[Begin Provided records]

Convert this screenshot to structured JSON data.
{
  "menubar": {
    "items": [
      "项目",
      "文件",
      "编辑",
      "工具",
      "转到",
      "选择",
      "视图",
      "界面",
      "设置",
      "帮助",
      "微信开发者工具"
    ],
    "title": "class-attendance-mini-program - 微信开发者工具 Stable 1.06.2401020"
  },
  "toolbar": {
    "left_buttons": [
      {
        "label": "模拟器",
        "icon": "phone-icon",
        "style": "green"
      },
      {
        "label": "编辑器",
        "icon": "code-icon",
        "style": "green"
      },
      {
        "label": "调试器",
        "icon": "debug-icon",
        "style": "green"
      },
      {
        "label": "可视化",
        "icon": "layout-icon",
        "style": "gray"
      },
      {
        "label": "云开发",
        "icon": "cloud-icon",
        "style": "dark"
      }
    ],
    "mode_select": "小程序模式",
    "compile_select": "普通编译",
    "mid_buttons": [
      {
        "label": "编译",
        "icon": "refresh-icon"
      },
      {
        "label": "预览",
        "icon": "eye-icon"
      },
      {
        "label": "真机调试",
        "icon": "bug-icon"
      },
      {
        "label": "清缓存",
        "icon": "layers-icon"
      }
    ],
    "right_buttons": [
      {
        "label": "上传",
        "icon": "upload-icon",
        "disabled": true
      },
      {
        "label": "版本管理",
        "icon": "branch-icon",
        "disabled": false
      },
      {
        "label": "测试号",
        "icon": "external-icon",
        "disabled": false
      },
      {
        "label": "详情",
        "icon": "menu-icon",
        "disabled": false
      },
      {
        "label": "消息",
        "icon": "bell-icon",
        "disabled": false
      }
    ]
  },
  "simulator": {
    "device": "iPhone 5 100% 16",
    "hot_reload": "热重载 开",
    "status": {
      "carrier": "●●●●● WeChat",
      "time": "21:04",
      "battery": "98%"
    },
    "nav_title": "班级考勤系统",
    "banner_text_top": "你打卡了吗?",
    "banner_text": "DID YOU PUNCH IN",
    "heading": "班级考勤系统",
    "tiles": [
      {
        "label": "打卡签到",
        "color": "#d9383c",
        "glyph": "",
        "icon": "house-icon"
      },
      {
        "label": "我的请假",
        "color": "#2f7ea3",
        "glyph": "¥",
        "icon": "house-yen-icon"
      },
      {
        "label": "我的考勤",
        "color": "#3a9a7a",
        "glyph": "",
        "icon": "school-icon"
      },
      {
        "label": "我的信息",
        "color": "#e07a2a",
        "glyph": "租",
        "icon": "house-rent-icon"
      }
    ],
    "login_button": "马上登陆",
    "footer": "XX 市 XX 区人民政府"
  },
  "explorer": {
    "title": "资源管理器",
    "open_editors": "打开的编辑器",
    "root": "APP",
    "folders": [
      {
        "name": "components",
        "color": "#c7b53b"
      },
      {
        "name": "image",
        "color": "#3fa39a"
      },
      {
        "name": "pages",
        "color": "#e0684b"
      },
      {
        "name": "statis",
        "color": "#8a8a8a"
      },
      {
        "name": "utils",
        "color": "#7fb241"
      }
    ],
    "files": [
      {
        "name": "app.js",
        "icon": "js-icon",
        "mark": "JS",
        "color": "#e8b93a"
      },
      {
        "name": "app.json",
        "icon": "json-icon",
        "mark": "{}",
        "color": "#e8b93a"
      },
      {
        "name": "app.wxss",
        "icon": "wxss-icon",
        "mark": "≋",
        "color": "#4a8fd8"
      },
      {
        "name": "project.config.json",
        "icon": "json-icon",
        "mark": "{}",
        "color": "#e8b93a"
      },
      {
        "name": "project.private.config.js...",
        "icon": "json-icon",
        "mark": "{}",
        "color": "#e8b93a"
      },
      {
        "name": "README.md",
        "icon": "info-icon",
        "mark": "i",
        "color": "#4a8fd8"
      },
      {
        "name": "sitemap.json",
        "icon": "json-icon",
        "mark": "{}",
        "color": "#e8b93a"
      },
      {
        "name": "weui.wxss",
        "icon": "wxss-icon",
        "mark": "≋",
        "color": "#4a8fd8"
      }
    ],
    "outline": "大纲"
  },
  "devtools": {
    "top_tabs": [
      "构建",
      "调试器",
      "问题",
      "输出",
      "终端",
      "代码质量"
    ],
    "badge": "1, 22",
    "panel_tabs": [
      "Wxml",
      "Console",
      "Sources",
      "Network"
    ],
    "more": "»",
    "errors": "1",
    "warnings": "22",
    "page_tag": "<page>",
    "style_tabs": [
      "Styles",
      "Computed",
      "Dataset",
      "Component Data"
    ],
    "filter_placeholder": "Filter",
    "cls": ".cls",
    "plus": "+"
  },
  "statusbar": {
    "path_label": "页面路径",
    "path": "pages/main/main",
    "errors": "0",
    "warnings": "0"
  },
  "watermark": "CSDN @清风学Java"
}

[End Provided records]

■ **The task**
Write all of the records out again exactly.

■ **Result of this task**
Convert this screenshot to structured JSON data.
{
  "menubar": {
    "items": [
      "项目",
      "文件",
      "编辑",
      "工具",
      "转到",
      "选择",
      "视图",
      "界面",
      "设置",
      "帮助",
      "微信开发者工具"
    ],
    "title": "class-attendance-mini-program - 微信开发者工具 Stable 1.06.2401020"
  },
  "toolbar": {
    "left_buttons": [
      {
        "label": "模拟器",
        "icon": "phone-icon",
        "style": "green"
      },
      {
        "label": "编辑器",
        "icon": "code-icon",
        "style": "green"
      },
      {
        "label": "调试器",
        "icon": "debug-icon",
        "style": "green"
      },
      {
        "label": "可视化",
        "icon": "layout-icon",
        "style": "gray"
      },
      {
        "label": "云开发",
        "icon": "cloud-icon",
        "style": "dark"
      }
    ],
    "mode_select": "小程序模式",
    "compile_select": "普通编译",
    "mid_buttons": [
      {
        "label": "编译",
        "icon": "refresh-icon"
      },
      {
        "label": "预览",
        "icon": "eye-icon"
      },
      {
        "label": "真机调试",
        "icon": "bug-icon"
      },
      {
        "label": "清缓存",
        "icon": "layers-icon"
      }
    ],
    "right_buttons": [
      {
        "label": "上传",
        "icon": "upload-icon",
        "disabled": true
      },
      {
        "label": "版本管理",
        "icon": "branch-icon",
        "disabled": false
      },
      {
        "label": "测试号",
        "icon": "external-icon",
        "disabled": false
      },
      {
        "label": "详情",
        "icon": "menu-icon",
        "disabled": false
      },
      {
        "label": "消息",
        "icon": "bell-icon",
        "disabled": false
      }
    ]
  },
  "simulator": {
    "device": "iPhone 5 100% 16",
    "hot_reload": "热重载 开",
    "status": {
      "carrier": "●●●●● WeChat",
      "time": "21:04",
      "battery": "98%"
    },
    "nav_title": "班级考勤系统",
    "banner_text_top": "你打卡了吗?",
    "banner_text": "DID YOU PUNCH IN",
    "heading": "班级考勤系统",
    "tiles": [
      {
        "label": "打卡签到",
        "color": "#d9383c",
        "glyph": "",
        "icon": "house-icon"
      },
      {
        "label": "我的请假",
        "color": "#2f7ea3",
        "glyph": "¥",
        "icon": "house-yen-icon"
      },
      {
        "label": "我的考勤",
        "color": "#3a9a7a",
        "glyph": "",
        "icon": "school-icon"
      },
      {
        "label": "我的信息",
        "color": "#e07a2a",
        "glyph": "租",
        "icon": "house-rent-icon"
      }
    ],
    "login_button": "马上登陆",
    "footer": "XX 市 XX 区人民政府"
  },
  "explorer": {
    "title": "资源管理器",
    "open_editors": "打开的编辑器",
    "root": "APP",
    "folders": [
      {
        "name": "components",
        "color": "#c7b53b"
      },
      {
        "name": "image",
        "color": "#3fa39a"
      },
      {
        "name": "pages",
        "color": "#e0684b"
      },
      {
        "name": "statis",
        "color": "#8a8a8a"
      },
      {
        "name": "utils",
        "color": "#7fb241"
      }
    ],
    "files": [
      {
        "name": "app.js",
        "icon": "js-icon",
        "mark": "JS",
        "color": "#e8b93a"
      },
      {
        "name": "app.json",
        "icon": "json-icon",
        "mark": "{}",
        "color": "#e8b93a"
      },
      {
        "name": "app.wxss",
        "icon": "wxss-icon",
        "mark": "≋",
        "color": "#4a8fd8"
      },
      {
        "name": "project.config.json",
        "icon": "json-icon",
        "mark": "{}",
        "color": "#e8b93a"
      },
      {
        "name": "project.private.config.js...",
        "icon": "json-icon",
        "mark": "{}",
        "color": "#e8b93a"
      },
      {
        "name": "README.md",
        "icon": "info-icon",
        "mark": "i",
        "color": "#4a8fd8"
      },
      {
        "name": "sitemap.json",
        "icon": "json-icon",
        "mark": "{}",
        "color": "#e8b93a"
      },
      {
        "name": "weui.wxss",
        "icon": "wxss-icon",
        "mark": "≋",
        "color": "#4a8fd8"
      }
    ],
    "outline": "大纲"
  },
  "devtools": {
    "top_tabs": [
      "构建",
      "调试器",
      "问题",
      "输出",
      "终端",
      "代码质量"
    ],
    "badge": "1, 22",
    "panel_tabs": [
      "Wxml",
      "Console",
      "Sources",
      "Network"
    ],
    "more": "»",
    "errors": "1",
    "warnings": "22",
    "page_tag": "<page>",
    "style_tabs": [
      "Styles",
      "Computed",
      "Dataset",
      "Component Data"
    ],
    "filter_placeholder": "Filter",
    "cls": ".cls",
    "plus": "+"
  },
  "statusbar": {
    "path_label": "页面路径",
    "path": "pages/main/main",
    "errors": "0",
    "warnings": "0"
  },
  "watermark": "CSDN @清风学Java"
}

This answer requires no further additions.